| MATERIAL SUPPLIED |
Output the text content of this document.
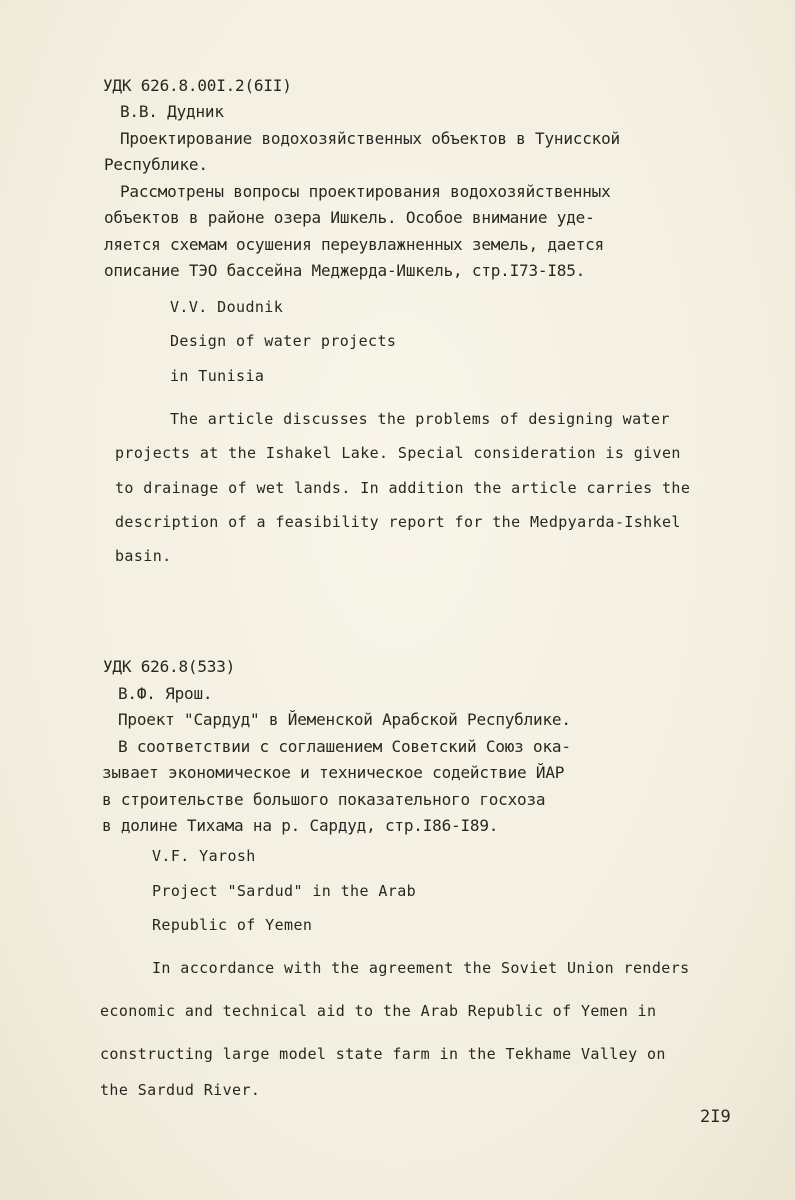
УДК 626.8.00I.2(6II)
В.В. Дудник
Проектирование водохозяйственных объектов в Тунисской
Республике.
Рассмотрены вопросы проектирования водохозяйственных
объектов в районе озера Ишкель. Особое внимание уде-
ляется схемам осушения переувлажненных земель, дается
описание ТЭО бассейна Меджерда-Ишкель, стр.I73-I85.
V.V. Doudnik
Design of water projects
in Tunisia
The article discusses the problems of designing water
projects at the Ishakel Lake. Special consideration is given
to drainage of wet lands. In addition the article carries the
description of a feasibility report for the Medpyarda-Ishkel
basin.
УДК 626.8(533)
В.Ф. Ярош.
Проект "Сардуд" в Йеменской Арабской Республике.
В соответствии с соглашением Советский Союз ока-
зывает экономическое и техническое содействие ЙАР
в строительстве большого показательного госхоза
в долине Тихама на р. Сардуд, стр.I86-I89.
V.F. Yarosh
Project "Sardud" in the Arab
Republic of Yemen
In accordance with the agreement the Soviet Union renders
economic and technical aid to the Arab Republic of Yemen in
constructing large model state farm in the Tekhame Valley on
the Sardud River.
2I9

| YOUR INSTRUCTIONS |
Quote the entries above word for word. Leave the images out.

| COMPLETED EXERCISE |
Output the text content of this document.
УДК 626.8.00I.2(6II)
В.В. Дудник
Проектирование водохозяйственных объектов в Тунисской
Республике.
Рассмотрены вопросы проектирования водохозяйственных
объектов в районе озера Ишкель. Особое внимание уде-
ляется схемам осушения переувлажненных земель, дается
описание ТЭО бассейна Меджерда-Ишкель, стр.I73-I85.
V.V. Doudnik
Design of water projects
in Tunisia
The article discusses the problems of designing water
projects at the Ishakel Lake. Special consideration is given
to drainage of wet lands. In addition the article carries the
description of a feasibility report for the Medpyarda-Ishkel
basin.
УДК 626.8(533)
В.Ф. Ярош.
Проект "Сардуд" в Йеменской Арабской Республике.
В соответствии с соглашением Советский Союз ока-
зывает экономическое и техническое содействие ЙАР
в строительстве большого показательного госхоза
в долине Тихама на р. Сардуд, стр.I86-I89.
V.F. Yarosh
Project "Sardud" in the Arab
Republic of Yemen
In accordance with the agreement the Soviet Union renders
economic and technical aid to the Arab Republic of Yemen in
constructing large model state farm in the Tekhame Valley on
the Sardud River.
2I9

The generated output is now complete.